### What is required
Copy the data below exactly, omitting any picture it contains.

══ Task data

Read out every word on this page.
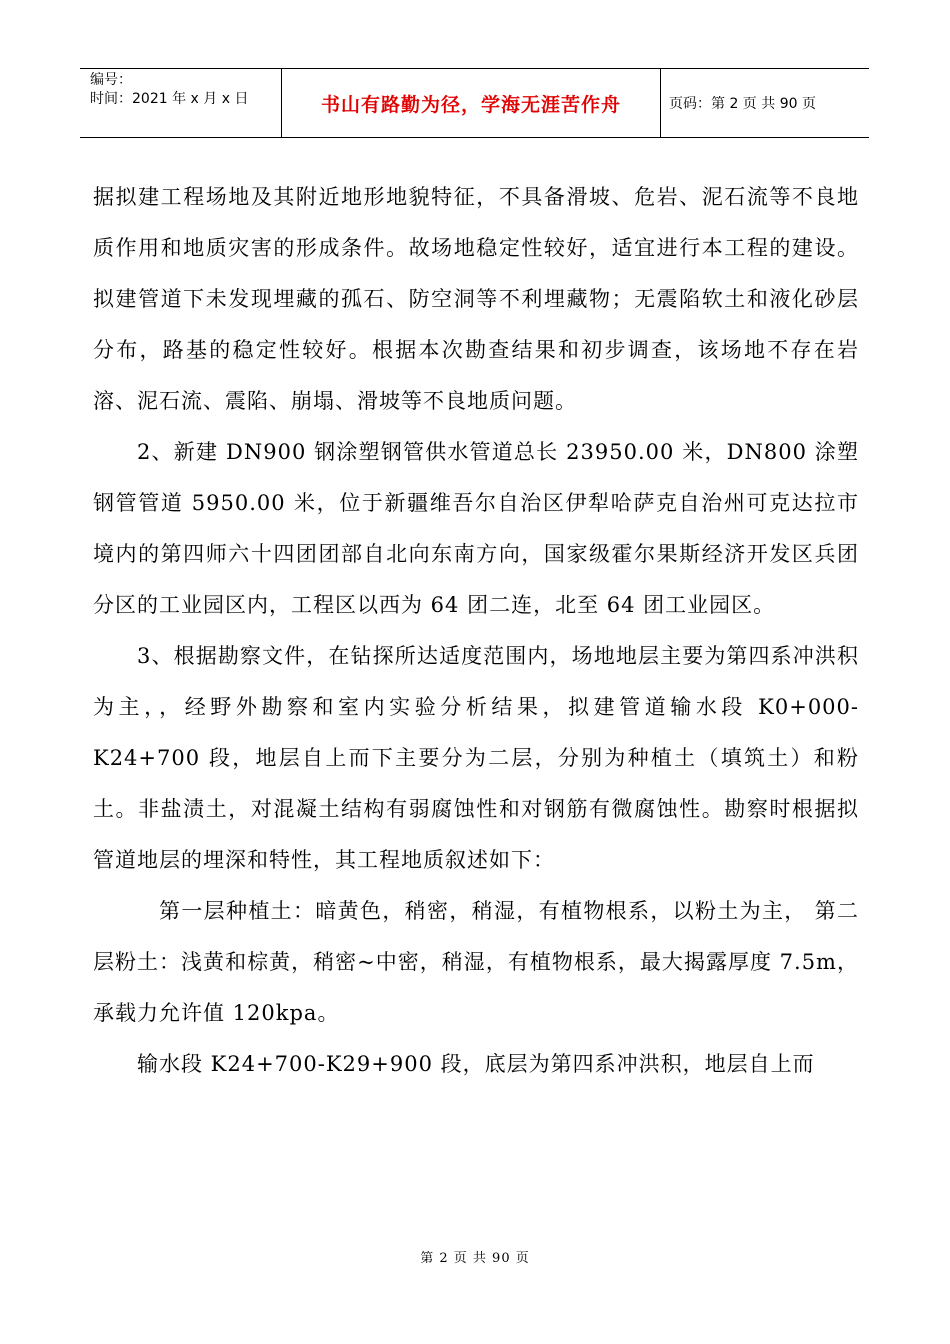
编号：
时间：2021 年 x 月 x 日	书山有路勤为径，学海无涯苦作舟	页码：第 2 页 共 90 页

据拟建工程场地及其附近地形地貌特征，不具备滑坡、危岩、泥石流等不良地质作用和地质灾害的形成条件。故场地稳定性较好，适宜进行本工程的建设。拟建管道下未发现埋藏的孤石、防空洞等不利埋藏物；无震陷软土和液化砂层分布，路基的稳定性较好。根据本次勘查结果和初步调查，该场地不存在岩溶、泥石流、震陷、崩塌、滑坡等不良地质问题。

2、新建 DN900 钢涂塑钢管供水管道总长 23950.00 米，DN800 涂塑钢管管道 5950.00 米，位于新疆维吾尔自治区伊犁哈萨克自治州可克达拉市境内的第四师六十四团团部自北向东南方向，国家级霍尔果斯经济开发区兵团分区的工业园区内，工程区以西为 64 团二连，北至 64 团工业园区。

3、根据勘察文件，在钻探所达适度范围内，场地地层主要为第四系冲洪积为主，，经野外勘察和室内实验分析结果，拟建管道输水段 K0+000-K24+700 段，地层自上而下主要分为二层，分别为种植土（填筑土）和粉土。非盐渍土，对混凝土结构有弱腐蚀性和对钢筋有微腐蚀性。勘察时根据拟管道地层的埋深和特性，其工程地质叙述如下：

第一层种植土：暗黄色，稍密，稍湿，有植物根系，以粉土为主， 第二层粉土：浅黄和棕黄，稍密~中密，稍湿，有植物根系，最大揭露厚度 7.5m，承载力允许值 120kpa。

输水段 K24+700-K29+900 段，底层为第四系冲洪积，地层自上而

第 2 页 共 90 页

════

### Expected answer
Read out every word on this page.
编号：
时间：2021 年 x 月 x 日	书山有路勤为径，学海无涯苦作舟	页码：第 2 页 共 90 页

据拟建工程场地及其附近地形地貌特征，不具备滑坡、危岩、泥石流等不良地质作用和地质灾害的形成条件。故场地稳定性较好，适宜进行本工程的建设。拟建管道下未发现埋藏的孤石、防空洞等不利埋藏物；无震陷软土和液化砂层分布，路基的稳定性较好。根据本次勘查结果和初步调查，该场地不存在岩溶、泥石流、震陷、崩塌、滑坡等不良地质问题。

2、新建 DN900 钢涂塑钢管供水管道总长 23950.00 米，DN800 涂塑钢管管道 5950.00 米，位于新疆维吾尔自治区伊犁哈萨克自治州可克达拉市境内的第四师六十四团团部自北向东南方向，国家级霍尔果斯经济开发区兵团分区的工业园区内，工程区以西为 64 团二连，北至 64 团工业园区。

3、根据勘察文件，在钻探所达适度范围内，场地地层主要为第四系冲洪积为主，，经野外勘察和室内实验分析结果，拟建管道输水段 K0+000-K24+700 段，地层自上而下主要分为二层，分别为种植土（填筑土）和粉土。非盐渍土，对混凝土结构有弱腐蚀性和对钢筋有微腐蚀性。勘察时根据拟管道地层的埋深和特性，其工程地质叙述如下：

第一层种植土：暗黄色，稍密，稍湿，有植物根系，以粉土为主， 第二层粉土：浅黄和棕黄，稍密~中密，稍湿，有植物根系，最大揭露厚度 7.5m，承载力允许值 120kpa。

输水段 K24+700-K29+900 段，底层为第四系冲洪积，地层自上而

第 2 页 共 90 页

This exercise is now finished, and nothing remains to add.